- Stored records -
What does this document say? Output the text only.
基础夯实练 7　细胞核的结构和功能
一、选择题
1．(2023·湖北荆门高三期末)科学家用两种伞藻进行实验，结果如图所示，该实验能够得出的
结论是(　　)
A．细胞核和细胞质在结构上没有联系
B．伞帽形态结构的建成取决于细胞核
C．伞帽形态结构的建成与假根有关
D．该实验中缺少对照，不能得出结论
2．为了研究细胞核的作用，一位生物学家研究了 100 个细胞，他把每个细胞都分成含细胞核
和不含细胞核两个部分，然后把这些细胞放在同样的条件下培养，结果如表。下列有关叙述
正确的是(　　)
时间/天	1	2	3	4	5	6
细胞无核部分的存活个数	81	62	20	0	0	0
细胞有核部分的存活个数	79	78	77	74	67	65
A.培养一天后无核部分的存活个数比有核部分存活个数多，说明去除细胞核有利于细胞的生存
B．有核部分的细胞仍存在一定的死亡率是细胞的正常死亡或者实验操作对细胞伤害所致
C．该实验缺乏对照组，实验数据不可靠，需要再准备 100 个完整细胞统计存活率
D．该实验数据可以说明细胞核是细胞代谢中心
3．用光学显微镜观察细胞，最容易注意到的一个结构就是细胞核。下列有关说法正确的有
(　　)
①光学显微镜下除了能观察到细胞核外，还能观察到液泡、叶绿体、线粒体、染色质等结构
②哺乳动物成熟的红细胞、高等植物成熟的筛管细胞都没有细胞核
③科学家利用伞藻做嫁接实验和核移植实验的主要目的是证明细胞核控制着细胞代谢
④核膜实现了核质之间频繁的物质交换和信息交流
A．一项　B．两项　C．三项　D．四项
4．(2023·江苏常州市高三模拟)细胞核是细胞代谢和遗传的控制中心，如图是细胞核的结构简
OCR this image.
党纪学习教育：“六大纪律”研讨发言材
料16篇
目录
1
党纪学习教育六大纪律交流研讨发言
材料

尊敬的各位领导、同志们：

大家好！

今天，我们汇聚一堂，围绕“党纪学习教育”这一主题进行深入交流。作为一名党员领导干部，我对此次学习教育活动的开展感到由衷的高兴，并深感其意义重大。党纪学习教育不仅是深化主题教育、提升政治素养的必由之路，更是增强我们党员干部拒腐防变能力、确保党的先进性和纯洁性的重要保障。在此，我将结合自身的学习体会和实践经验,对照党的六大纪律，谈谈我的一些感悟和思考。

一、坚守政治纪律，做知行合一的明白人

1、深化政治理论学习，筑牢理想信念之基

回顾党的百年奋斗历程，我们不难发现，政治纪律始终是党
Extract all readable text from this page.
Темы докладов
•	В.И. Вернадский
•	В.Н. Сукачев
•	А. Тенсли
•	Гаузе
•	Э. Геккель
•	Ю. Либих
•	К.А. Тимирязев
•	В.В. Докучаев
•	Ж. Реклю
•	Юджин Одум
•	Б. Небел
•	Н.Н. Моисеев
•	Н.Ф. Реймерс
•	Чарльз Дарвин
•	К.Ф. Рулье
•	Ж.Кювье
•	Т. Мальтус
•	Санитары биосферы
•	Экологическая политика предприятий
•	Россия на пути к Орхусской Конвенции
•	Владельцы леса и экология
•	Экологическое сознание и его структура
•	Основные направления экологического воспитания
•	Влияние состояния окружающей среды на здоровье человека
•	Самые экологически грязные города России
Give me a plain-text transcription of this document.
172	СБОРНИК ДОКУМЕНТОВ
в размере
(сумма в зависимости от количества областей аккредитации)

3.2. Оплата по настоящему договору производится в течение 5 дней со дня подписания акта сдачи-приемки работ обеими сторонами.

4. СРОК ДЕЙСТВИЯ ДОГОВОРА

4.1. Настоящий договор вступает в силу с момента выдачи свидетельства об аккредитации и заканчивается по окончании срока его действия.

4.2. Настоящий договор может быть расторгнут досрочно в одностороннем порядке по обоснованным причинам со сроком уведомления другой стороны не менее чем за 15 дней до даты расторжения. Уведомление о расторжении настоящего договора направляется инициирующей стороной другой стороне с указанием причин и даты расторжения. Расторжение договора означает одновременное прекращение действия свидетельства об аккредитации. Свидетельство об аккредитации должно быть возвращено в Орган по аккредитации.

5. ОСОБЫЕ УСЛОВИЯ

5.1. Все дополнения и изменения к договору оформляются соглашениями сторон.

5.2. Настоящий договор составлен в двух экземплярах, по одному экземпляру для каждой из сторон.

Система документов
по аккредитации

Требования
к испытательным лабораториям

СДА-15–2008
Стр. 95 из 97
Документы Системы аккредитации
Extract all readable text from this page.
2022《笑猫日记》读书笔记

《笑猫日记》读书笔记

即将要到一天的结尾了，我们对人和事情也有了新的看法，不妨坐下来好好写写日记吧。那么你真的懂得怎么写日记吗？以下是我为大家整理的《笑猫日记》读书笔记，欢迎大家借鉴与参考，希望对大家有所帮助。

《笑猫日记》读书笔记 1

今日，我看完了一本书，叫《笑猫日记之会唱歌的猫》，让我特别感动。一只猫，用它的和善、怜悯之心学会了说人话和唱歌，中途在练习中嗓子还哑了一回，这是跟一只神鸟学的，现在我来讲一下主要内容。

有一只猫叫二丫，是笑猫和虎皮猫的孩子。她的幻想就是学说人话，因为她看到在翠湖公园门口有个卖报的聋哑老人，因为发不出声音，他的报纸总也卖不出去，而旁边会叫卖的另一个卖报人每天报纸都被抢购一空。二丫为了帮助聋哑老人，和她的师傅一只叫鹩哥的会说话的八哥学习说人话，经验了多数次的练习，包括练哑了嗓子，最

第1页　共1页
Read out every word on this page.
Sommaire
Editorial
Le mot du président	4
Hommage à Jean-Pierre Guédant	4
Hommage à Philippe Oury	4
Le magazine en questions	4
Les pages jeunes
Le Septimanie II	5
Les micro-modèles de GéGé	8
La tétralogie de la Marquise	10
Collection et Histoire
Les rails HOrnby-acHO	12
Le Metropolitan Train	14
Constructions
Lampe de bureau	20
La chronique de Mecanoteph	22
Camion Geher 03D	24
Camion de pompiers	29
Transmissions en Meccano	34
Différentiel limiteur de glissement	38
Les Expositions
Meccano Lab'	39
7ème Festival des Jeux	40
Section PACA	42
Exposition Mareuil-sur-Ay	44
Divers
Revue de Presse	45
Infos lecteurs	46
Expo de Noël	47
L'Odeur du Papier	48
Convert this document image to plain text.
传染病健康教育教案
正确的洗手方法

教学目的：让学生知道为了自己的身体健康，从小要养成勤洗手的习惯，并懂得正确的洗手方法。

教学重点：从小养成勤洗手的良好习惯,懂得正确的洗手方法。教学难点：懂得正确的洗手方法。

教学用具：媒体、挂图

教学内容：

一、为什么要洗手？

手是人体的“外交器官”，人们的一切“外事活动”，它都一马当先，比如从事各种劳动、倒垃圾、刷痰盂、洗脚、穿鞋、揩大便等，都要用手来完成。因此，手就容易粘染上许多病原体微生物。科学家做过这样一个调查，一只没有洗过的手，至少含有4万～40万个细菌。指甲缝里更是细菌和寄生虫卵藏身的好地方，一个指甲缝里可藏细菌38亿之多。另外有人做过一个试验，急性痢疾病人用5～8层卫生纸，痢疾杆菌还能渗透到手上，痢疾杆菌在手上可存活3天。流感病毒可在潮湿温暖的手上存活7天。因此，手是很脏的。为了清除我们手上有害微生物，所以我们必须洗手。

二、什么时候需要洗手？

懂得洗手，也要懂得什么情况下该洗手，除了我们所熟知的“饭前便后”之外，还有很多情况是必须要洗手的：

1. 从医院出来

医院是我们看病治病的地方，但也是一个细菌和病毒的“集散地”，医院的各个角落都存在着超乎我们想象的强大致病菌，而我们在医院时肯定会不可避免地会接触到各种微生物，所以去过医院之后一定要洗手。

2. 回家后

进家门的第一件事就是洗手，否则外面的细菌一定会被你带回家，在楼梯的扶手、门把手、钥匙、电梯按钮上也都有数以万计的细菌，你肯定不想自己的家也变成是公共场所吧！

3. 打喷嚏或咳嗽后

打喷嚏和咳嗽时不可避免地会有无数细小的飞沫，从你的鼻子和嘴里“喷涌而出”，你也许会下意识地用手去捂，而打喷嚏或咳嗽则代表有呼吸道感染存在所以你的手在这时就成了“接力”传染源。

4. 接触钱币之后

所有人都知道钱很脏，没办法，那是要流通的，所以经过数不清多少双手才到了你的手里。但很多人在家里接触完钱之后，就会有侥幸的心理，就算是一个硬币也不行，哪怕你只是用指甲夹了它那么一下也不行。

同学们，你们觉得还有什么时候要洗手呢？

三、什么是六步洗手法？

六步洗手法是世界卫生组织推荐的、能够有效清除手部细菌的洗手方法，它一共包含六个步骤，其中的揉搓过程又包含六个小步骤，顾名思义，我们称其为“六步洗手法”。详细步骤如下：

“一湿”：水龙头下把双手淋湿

- Aim -
Return all lines containing the word "дней".

- Exercise solution -
3.2. Оплата по настоящему договору производится в течение 5 дней со дня подписания акта сдачи-приемки работ обеими сторонами.
4.2. Настоящий договор может быть расторгнут досрочно в одностороннем порядке по обоснованным причинам со сроком уведомления другой стороны не менее чем за 15 дней до даты расторжения. Уведомление о расторжении настоящего договора направляется инициирующей стороной другой стороне с указанием причин и даты расторжения. Расторжение договора означает одновременное прекращение действия свидетельства об аккредитации. Свидетельство об аккредитации должно быть возвращено в Орган по аккредитации.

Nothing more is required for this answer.